*DO THIS*
Return every line of the material exactly.

++++ GIVEN DATA ++++

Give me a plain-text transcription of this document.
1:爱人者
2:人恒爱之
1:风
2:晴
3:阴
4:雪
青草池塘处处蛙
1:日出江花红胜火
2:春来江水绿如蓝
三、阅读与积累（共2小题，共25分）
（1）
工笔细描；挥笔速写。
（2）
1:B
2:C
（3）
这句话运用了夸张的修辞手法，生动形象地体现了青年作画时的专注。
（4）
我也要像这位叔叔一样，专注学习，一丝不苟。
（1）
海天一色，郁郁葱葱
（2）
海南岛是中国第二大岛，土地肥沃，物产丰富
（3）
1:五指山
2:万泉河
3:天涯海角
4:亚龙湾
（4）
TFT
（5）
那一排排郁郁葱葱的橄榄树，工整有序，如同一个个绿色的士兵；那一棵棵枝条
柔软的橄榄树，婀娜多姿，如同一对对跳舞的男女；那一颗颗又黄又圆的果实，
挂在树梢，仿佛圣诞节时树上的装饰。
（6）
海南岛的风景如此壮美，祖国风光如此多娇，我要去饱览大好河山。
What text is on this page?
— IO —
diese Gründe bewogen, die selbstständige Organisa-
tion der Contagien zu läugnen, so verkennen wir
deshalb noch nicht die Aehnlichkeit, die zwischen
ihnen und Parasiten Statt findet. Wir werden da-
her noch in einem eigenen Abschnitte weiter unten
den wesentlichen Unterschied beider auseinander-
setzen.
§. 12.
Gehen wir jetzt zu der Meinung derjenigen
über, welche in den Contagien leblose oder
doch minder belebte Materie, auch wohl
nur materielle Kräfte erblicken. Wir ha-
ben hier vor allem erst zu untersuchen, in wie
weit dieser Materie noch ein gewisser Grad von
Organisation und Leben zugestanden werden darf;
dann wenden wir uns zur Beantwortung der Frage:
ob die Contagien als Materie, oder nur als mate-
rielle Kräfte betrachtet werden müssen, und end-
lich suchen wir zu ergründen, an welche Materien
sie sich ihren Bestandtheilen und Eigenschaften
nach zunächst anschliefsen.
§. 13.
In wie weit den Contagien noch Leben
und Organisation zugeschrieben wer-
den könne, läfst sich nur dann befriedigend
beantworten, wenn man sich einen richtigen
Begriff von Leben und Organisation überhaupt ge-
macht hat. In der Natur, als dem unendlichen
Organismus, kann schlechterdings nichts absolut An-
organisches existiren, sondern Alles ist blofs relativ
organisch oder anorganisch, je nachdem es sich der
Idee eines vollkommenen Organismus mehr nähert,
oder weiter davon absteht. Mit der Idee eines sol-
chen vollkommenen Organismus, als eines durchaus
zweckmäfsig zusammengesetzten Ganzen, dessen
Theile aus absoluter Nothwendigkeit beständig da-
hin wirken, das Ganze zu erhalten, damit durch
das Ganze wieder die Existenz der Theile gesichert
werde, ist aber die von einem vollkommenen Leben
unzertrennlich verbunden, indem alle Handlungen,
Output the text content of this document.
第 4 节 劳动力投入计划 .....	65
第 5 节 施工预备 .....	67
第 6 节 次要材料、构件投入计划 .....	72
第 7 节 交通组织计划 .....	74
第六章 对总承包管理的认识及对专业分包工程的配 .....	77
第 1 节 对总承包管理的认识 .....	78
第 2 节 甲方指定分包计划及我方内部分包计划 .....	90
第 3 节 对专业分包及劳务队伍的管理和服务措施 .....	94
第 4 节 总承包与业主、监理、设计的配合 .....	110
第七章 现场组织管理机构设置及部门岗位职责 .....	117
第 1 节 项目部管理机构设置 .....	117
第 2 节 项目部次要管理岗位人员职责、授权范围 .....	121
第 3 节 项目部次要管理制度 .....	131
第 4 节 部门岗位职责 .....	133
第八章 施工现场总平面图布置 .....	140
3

++++

*WRITTEN ANSWER*
Give me a plain-text transcription of this document.
1:爱人者
2:人恒爱之
1:风
2:晴
3:阴
4:雪
青草池塘处处蛙
1:日出江花红胜火
2:春来江水绿如蓝
三、阅读与积累（共2小题，共25分）
（1）
工笔细描；挥笔速写。
（2）
1:B
2:C
（3）
这句话运用了夸张的修辞手法，生动形象地体现了青年作画时的专注。
（4）
我也要像这位叔叔一样，专注学习，一丝不苟。
（1）
海天一色，郁郁葱葱
（2）
海南岛是中国第二大岛，土地肥沃，物产丰富
（3）
1:五指山
2:万泉河
3:天涯海角
4:亚龙湾
（4）
TFT
（5）
那一排排郁郁葱葱的橄榄树，工整有序，如同一个个绿色的士兵；那一棵棵枝条
柔软的橄榄树，婀娜多姿，如同一对对跳舞的男女；那一颗颗又黄又圆的果实，
挂在树梢，仿佛圣诞节时树上的装饰。
（6）
海南岛的风景如此壮美，祖国风光如此多娇，我要去饱览大好河山。
What text is on this page?
— IO —
diese Gründe bewogen, die selbstständige Organisa-
tion der Contagien zu läugnen, so verkennen wir
deshalb noch nicht die Aehnlichkeit, die zwischen
ihnen und Parasiten Statt findet. Wir werden da-
her noch in einem eigenen Abschnitte weiter unten
den wesentlichen Unterschied beider auseinander-
setzen.
§. 12.
Gehen wir jetzt zu der Meinung derjenigen
über, welche in den Contagien leblose oder
doch minder belebte Materie, auch wohl
nur materielle Kräfte erblicken. Wir ha-
ben hier vor allem erst zu untersuchen, in wie
weit dieser Materie noch ein gewisser Grad von
Organisation und Leben zugestanden werden darf;
dann wenden wir uns zur Beantwortung der Frage:
ob die Contagien als Materie, oder nur als mate-
rielle Kräfte betrachtet werden müssen, und end-
lich suchen wir zu ergründen, an welche Materien
sie sich ihren Bestandtheilen und Eigenschaften
nach zunächst anschliefsen.
§. 13.
In wie weit den Contagien noch Leben
und Organisation zugeschrieben wer-
den könne, läfst sich nur dann befriedigend
beantworten, wenn man sich einen richtigen
Begriff von Leben und Organisation überhaupt ge-
macht hat. In der Natur, als dem unendlichen
Organismus, kann schlechterdings nichts absolut An-
organisches existiren, sondern Alles ist blofs relativ
organisch oder anorganisch, je nachdem es sich der
Idee eines vollkommenen Organismus mehr nähert,
oder weiter davon absteht. Mit der Idee eines sol-
chen vollkommenen Organismus, als eines durchaus
zweckmäfsig zusammengesetzten Ganzen, dessen
Theile aus absoluter Nothwendigkeit beständig da-
hin wirken, das Ganze zu erhalten, damit durch
das Ganze wieder die Existenz der Theile gesichert
werde, ist aber die von einem vollkommenen Leben
unzertrennlich verbunden, indem alle Handlungen,
Output the text content of this document.
第 4 节 劳动力投入计划 .....	65
第 5 节 施工预备 .....	67
第 6 节 次要材料、构件投入计划 .....	72
第 7 节 交通组织计划 .....	74
第六章 对总承包管理的认识及对专业分包工程的配 .....	77
第 1 节 对总承包管理的认识 .....	78
第 2 节 甲方指定分包计划及我方内部分包计划 .....	90
第 3 节 对专业分包及劳务队伍的管理和服务措施 .....	94
第 4 节 总承包与业主、监理、设计的配合 .....	110
第七章 现场组织管理机构设置及部门岗位职责 .....	117
第 1 节 项目部管理机构设置 .....	117
第 2 节 项目部次要管理岗位人员职责、授权范围 .....	121
第 3 节 项目部次要管理制度 .....	131
第 4 节 部门岗位职责 .....	133
第八章 施工现场总平面图布置 .....	140
3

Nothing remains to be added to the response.